* Passage:
I’m VERY serious when I say that before you move any further towards the wedding, sit down with Fiance and have a very important conversation about what is going to happen with mom in future when she gets ill and can’t look after herself? Are there other siblings who could help look after her? Because I see a situation where in 10 or so years her health will be failing, and she’ll need to move in with someone – and that someone might be you. By then you might have small children – and don’t want her drug problems anywhere near your kids. Be aware that in future you may be paying for her to live in a nursing home.
Post # 10
You don’t have a Future Mother-In-Law problem. You have a fiance problem.
Either he needs to set her straight or you need to walk away from this mess.
Post # 11
I wholeheartedly agree that you don’t have a Mother-In-Law probleem; you have an Fiance problem. He isn’t standing up to his mum now, so what makes you think he will change after you marry him? He won’t. So you need to decide now whether you can tolerate his acceptance and tacit approval of his mum and what she does or whether you cannot. Don’t count on his support when it comes to her watching a baby in the future. Indeed, if his mum disagrees, don’t count on his support for anything.
Post # 12
I had to end a relationship with a boyfriend because of his mom. She put so many insecurities in him that no amount of reassurance from me could change her influence on him. She too had an addiction problem (alcohol) and even though she is sober now and lives out of state, she still has him under her thumb.
My then boyfriend couldn’t and wouldn’t stand up for me. I couldn’t live the rest of my life like that.

* Dataset records:
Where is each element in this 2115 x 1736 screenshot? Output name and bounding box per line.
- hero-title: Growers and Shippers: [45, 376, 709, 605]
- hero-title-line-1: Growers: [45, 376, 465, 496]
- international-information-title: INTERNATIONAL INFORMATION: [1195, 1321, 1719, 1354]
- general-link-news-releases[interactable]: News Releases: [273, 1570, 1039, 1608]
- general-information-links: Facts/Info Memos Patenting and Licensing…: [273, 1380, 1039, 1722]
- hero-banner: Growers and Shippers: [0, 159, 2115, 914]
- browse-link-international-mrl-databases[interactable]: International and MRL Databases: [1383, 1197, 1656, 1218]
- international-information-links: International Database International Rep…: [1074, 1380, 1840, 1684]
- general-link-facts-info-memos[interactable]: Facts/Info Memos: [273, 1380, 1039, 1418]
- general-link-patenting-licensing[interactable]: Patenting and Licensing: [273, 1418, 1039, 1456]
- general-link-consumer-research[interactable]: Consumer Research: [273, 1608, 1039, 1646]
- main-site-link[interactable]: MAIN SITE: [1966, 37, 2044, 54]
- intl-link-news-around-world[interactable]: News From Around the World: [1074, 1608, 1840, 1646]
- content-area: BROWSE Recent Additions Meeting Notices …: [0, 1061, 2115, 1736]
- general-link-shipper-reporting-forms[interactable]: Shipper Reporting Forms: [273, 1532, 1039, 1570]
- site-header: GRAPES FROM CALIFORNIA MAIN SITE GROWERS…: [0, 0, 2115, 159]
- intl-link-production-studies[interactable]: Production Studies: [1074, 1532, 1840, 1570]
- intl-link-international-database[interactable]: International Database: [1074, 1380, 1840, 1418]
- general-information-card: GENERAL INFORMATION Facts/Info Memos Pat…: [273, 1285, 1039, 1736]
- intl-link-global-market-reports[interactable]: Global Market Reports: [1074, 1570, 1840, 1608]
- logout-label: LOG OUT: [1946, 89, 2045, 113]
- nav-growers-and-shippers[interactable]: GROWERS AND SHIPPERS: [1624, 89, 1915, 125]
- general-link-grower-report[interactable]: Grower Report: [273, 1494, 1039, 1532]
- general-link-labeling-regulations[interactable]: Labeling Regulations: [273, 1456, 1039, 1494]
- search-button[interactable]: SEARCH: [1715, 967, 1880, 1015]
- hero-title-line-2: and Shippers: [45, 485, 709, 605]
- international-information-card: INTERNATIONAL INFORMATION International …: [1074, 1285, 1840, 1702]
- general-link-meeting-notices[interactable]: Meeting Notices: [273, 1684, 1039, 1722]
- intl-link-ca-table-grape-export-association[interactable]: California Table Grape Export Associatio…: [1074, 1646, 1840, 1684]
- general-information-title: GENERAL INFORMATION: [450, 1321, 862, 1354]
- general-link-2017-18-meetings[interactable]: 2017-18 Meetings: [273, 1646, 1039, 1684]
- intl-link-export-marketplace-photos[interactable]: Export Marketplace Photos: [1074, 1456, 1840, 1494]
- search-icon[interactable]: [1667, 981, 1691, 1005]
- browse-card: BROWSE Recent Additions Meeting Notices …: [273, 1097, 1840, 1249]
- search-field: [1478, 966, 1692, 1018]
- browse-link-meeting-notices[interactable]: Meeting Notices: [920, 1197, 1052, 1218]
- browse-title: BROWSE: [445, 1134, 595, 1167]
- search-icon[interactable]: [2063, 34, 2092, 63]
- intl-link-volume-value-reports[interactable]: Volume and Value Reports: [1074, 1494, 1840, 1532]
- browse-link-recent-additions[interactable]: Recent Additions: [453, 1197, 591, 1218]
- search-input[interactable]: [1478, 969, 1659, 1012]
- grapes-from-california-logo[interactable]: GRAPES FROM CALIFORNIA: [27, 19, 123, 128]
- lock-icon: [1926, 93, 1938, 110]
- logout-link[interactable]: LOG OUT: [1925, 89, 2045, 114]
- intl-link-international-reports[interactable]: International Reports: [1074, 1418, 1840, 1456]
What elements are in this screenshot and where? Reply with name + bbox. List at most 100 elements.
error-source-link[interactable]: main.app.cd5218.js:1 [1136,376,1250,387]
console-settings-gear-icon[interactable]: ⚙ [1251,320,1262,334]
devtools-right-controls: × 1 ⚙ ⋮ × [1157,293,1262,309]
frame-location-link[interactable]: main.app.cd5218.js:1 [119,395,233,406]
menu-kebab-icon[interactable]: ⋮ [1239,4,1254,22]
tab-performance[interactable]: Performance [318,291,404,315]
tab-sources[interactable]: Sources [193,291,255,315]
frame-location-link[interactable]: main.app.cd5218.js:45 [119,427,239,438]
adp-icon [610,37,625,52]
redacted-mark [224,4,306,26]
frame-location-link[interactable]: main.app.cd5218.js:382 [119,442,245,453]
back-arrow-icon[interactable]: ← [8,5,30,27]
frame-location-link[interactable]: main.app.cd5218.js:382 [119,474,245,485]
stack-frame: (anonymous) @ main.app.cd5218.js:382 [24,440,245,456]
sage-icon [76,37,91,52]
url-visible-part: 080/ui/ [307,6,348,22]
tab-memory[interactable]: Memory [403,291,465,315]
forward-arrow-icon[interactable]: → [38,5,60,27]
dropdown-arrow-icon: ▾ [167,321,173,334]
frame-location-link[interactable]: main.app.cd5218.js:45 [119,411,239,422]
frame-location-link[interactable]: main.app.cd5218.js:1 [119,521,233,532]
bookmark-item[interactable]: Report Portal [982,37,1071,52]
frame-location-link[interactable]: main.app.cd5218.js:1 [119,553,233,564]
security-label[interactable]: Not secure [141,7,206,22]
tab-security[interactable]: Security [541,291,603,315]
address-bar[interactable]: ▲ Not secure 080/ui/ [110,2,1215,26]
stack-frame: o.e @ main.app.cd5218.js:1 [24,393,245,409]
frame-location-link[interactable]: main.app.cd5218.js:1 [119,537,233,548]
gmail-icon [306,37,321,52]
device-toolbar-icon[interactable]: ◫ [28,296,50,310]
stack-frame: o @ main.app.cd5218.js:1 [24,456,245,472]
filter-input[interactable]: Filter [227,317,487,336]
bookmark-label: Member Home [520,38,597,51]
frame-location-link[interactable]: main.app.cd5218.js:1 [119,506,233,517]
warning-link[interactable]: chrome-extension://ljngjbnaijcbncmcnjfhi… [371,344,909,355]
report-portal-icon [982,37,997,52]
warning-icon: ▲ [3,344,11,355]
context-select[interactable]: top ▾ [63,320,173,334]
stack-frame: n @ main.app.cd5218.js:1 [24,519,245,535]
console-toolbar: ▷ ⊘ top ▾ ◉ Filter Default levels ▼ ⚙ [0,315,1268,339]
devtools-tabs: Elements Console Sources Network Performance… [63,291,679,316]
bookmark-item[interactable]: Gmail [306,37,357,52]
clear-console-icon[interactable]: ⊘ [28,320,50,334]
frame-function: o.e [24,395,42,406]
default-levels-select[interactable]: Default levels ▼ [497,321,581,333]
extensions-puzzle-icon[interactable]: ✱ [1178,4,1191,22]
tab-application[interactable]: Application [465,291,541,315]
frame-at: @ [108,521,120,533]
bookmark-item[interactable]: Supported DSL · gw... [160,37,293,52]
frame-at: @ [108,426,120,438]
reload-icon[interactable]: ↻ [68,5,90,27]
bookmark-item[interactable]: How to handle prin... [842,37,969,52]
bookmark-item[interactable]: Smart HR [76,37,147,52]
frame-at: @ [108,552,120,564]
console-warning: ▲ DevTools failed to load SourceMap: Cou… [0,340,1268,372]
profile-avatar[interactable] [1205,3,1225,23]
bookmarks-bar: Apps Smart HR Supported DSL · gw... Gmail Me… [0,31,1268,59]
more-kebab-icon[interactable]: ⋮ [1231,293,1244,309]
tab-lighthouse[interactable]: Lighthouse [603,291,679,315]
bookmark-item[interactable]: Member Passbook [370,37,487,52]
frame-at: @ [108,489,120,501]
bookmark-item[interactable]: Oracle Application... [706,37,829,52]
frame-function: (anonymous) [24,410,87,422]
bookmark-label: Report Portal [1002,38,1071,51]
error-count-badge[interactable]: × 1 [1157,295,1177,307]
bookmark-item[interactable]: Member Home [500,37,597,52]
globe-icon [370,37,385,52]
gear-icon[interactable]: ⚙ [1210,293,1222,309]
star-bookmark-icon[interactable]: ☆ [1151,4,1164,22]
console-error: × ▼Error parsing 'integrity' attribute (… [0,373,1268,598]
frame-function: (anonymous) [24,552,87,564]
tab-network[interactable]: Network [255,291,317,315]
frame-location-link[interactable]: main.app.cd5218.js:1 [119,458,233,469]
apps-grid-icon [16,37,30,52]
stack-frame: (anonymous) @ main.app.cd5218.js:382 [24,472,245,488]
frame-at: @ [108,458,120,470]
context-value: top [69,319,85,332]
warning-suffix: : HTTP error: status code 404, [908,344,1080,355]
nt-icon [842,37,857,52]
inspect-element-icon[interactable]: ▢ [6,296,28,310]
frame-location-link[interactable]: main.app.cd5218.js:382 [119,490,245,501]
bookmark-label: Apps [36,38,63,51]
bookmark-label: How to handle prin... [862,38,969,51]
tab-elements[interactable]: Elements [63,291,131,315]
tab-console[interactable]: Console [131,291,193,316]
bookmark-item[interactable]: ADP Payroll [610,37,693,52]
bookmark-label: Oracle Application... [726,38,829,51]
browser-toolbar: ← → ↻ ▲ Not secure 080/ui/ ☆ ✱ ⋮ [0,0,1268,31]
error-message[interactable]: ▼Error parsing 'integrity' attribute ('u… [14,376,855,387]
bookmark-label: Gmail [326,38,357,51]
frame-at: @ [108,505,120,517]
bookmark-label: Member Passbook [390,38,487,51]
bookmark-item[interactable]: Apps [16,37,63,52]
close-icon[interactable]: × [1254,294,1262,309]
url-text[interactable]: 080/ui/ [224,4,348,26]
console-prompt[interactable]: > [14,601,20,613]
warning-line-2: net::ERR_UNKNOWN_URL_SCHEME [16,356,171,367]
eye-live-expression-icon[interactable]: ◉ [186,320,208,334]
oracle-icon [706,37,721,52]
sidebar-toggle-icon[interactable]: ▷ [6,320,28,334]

* What this exercise asks:
**1.** Answer these from the forum thread about the fiancé's mother:
(a) In the first post shown, what might you end up paying for her to live in?
(b) According to Post # 11, what future arrangement should you not count on his support for?
(c) In Post # 12, what was the former boyfriend's mother's addiction?
**2.** Extend the forum thread about the fiancé's mother past its final post.
You won't need the entries for this.

* Responses:
**1.**
(a) A nursing home.
(b) Her watching a baby.
(c) Alcohol.

**2.**
Post # 13
your FI’s mom isn’t the problem. She only does what he lets her do. So your actual problem is with him. Not her. I’ve seen multiple relationships, engagements, and marriages where 1-2 parents are overbearing and negative. IMO the relationships that worked and were healthy were where the adult children of the difficult parents established and enforced boundaries that worked for their relationships. They let their parents know what types of behaviors were expected and weren’t okay and distanced themselves if the parents disregarded that. Those parents had to be told and saw in action that there was no competition at all, but, if there was, the SO would come first, not the parent.
It seems that you’ve never liked the relationship your Fiance has w his mom the whole time you’ve been dating. I wouldn’t expect that to change. Before you get married and have kids (and really before you got engaged), you should decide if you are going to be happy with how he currently deals with his mother for the rest of your life.
Post # 14
He’s no type going to change and neither is she. If you’re marring him, this is what you’re getting. He in enmeshed big time.
Post # 15
I agree your Fiance needs to take a stand with his mother. It’s only going to get worse when you’re married and if/when you have kids. His mother may well have issues, but it will certainly take its toll in the long run.